DÍAS de vino y rosas
El Bartolo
Como el café de Rick en Casablanca , y como todos los locales míticos donde el dueño aporta al establecimiento una personalidad y atmósfera propias, la taberna de Alfonso era conocida, incluso allende los mares, como el Bartolo
POR MANUEL PALENCIA
Sí, aquella logia era nuestra segunda casa; un hogar con los salones atestados de gente y perpetuamente en fiesta. Su ubicación en el Cristo de la Luz, a pocos metros de Alfileritos, no expresaba una geografía concreta y estable, pues el Bartolo se derramaba como ... las aguas de una fuente mágica por toda la ciudad, y en aquellos años era poco menos que imposible acabar un fin de semana sin haber traspasado su umbral, bebido su cerveza y gozado sus canciones. El responsable, el genial demiurgo, creador del sentimiento universal de acogimiento y comunión inexplicable que sentíamos todos allí, se llamaba Alfonso; o, lo que es lo mismo, Bartolo. Como el café de Rick en Casablanca , y como todos los locales míticos donde el dueño aporta al establecimiento una personalidad y atmósfera propias, la taberna de Alfonso era conocida, incluso allende los mares, como el Bartolo.
Los divertidos relatos trufados de anécdotas inverosímiles de este simpático tetuaní de vida frenética y descalabrada, nos mantenían atentos durantes horas a una exuberante verborrea en la que habitualmente se complacía en practicar algo tan sano como es reírse de uno mismo. Más tarde, después de un sinfín de prodigios y peripecias, y alcanzando todos ya una borrachera bien heterodoxa, le rozaba la melancolía y solicitaba su personal tócala otra vez, Sam , que se traducía en la magistral L. A. Woman de The Doors, con la que nos deleitaba algunas tardes recordando quizás a su propia y dulce Ingrid Bergman, ese ángel perdido que no acababa de llegar o de marcharse, pero que lo mantenía constantemente enamorado del género femenino y persuadido de que aún le quedaba París.

** Objetivo **
Prosigue el texto sobre la taberna el Bartolo a partir de su última frase.

** Material adjunto **
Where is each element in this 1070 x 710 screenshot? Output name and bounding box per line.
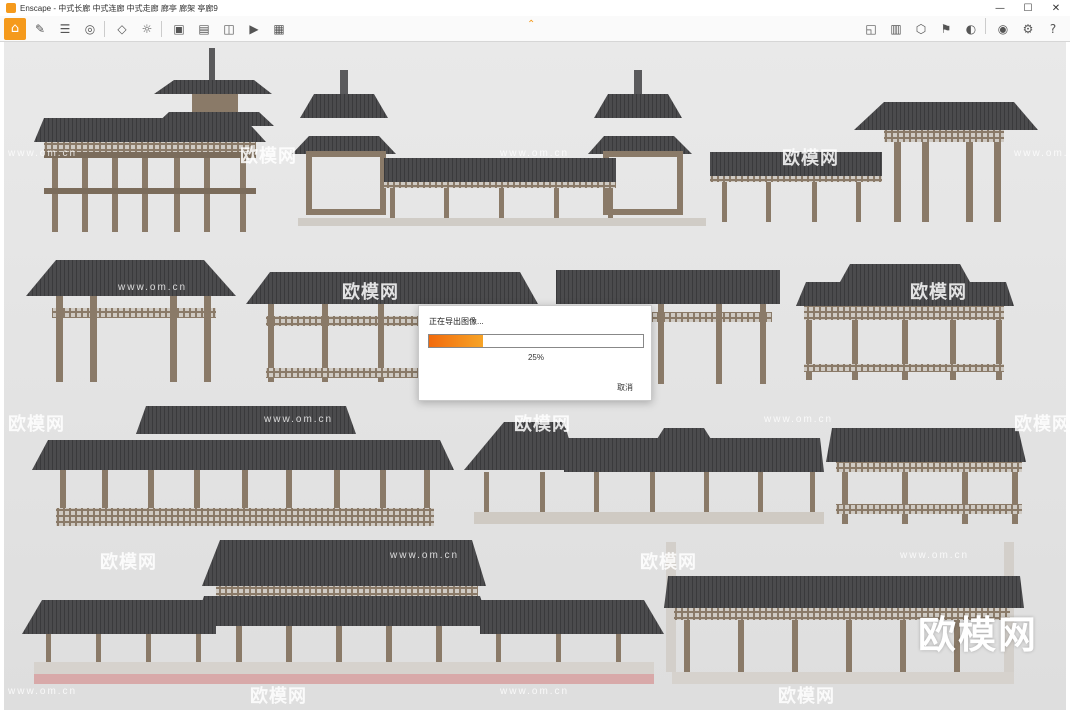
close-button[interactable]: ✕ [1042,0,1070,16]
toolbar-divider [985,18,986,34]
watermark-brand: 欧模网 [8,414,65,434]
watermark-big-brand: 欧模网 [917,615,1038,657]
export-panorama-icon[interactable]: ◫ [218,18,240,40]
watermark-url: www.om.cn [264,414,334,425]
watermark-brand: 欧模网 [342,282,399,302]
help-icon[interactable]: ? [1042,18,1064,40]
asset-icon[interactable]: ⬡ [910,18,932,40]
binoculars-icon[interactable]: ◎ [79,18,101,40]
cube-icon[interactable]: ◇ [111,18,133,40]
settings-icon[interactable]: ⚙ [1017,18,1039,40]
map-icon[interactable]: ◱ [860,18,882,40]
watermark-url: www.om.cn [500,148,570,159]
progress-bar-fill [429,335,483,347]
export-video-icon[interactable]: ▶ [243,18,265,40]
export-exe-icon[interactable]: ▦ [268,18,290,40]
watermark-url: www.om.cn [900,550,970,561]
toolbar-right-group: ◱ ▥ ⬡ ⚑ ◐ ◉ ⚙ ? [857,18,1064,40]
watermark-url: www.om.cn [390,550,460,561]
watermark-url: www.om.cn [8,686,78,697]
export-image-icon[interactable]: ▣ [168,18,190,40]
watermark-brand: 欧模网 [100,552,157,572]
export-progress-dialog: 正在导出图像... 25% 取消 [418,305,652,401]
watermark-brand: 欧模网 [1014,414,1066,434]
pen-icon[interactable]: ✎ [29,18,51,40]
toolbar-divider [161,20,162,37]
list-icon[interactable]: ☰ [54,18,76,40]
enscape-logo-icon [6,3,16,13]
dialog-title: 正在导出图像... [429,317,484,326]
minimize-button[interactable]: — [986,0,1014,16]
export-batch-icon[interactable]: ▤ [193,18,215,40]
watermark-url: www.om.cn [8,148,78,159]
bookmark-icon[interactable]: ⚑ [935,18,957,40]
vr-icon[interactable]: ◉ [992,18,1014,40]
watermark-url: www.om.cn [764,414,834,425]
watermark-brand: 欧模网 [640,552,697,572]
watermark-url: www.om.cn [500,686,570,697]
watermark-url: www.om.cn [118,282,188,293]
window-controls: — ☐ ✕ [986,0,1070,16]
watermark-brand: 欧模网 [250,686,307,706]
title-bar: Enscape - 中式长廊 中式连廊 中式走廊 廊亭 廊架 亭廊9 — ☐ ✕ [0,0,1070,16]
window-title: Enscape - 中式长廊 中式连廊 中式走廊 廊亭 廊架 亭廊9 [20,3,218,13]
toolbar-divider [104,20,105,37]
progress-percentage: 25% [527,353,544,362]
home-icon[interactable]: ⌂ [4,17,26,40]
material-icon[interactable]: ◐ [960,18,982,40]
maximize-button[interactable]: ☐ [1014,0,1042,16]
watermark-brand: 欧模网 [782,148,839,168]
sun-icon[interactable]: ☼ [136,18,158,40]
library-icon[interactable]: ▥ [885,18,907,40]
watermark-brand: 欧模网 [514,414,571,434]
watermark-url: www.om.cn [1014,148,1066,159]
collapse-toolbar-icon[interactable]: ⌃ [527,19,535,30]
progress-bar [428,334,644,348]
watermark-brand: 欧模网 [778,686,835,706]
watermark-brand: 欧模网 [240,146,297,166]
watermark-brand: 欧模网 [910,282,967,302]
cancel-button[interactable]: 取消 [617,382,633,393]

** Resultado obtenido **
La Música entonces, a la par que la Literatura, era el lenguaje sagrado con el que nos estremecíamos los unos a los otros (también los unos a las otras), las manos que acariciaban, las primeras palabras de una conversación prometedora, el grito salvaje y recóndito que brotaba unánime de nuestro pecho y nos hacía únicos y hermanos. Los temas de Smiths, Church, Psychedelic Furs, U2, Motels, Chameleons, Violent Femmes o Godfathers, nos estallaban en el cerebro y el estómago despertando los fantasmas dormidos; sentíamos sus cristales por nuestras venas en un hormigueo inquietante, placentero, que nos recorría como una lava poderosa y oscura. También se daba entre nosotros un tráfico incesante de libros que devorábamos con pasión subidos a ese carrusel vertiginoso que otorgaba a nuestro mundo la tonalidad y los horizontes propios de los audaces y los delirantes. Sobre todo los franceses, Boris Vian y las dos Margaritas –Yourcenar y Duras–, nos tenían arrebatados de sueños y quimeras; luego, ese año, ganó el Nadal Manuel Vicent con su Balada de Caín , y nos prendamos de sus atardeceres cremosos sobre las dunas, borrachos de belleza.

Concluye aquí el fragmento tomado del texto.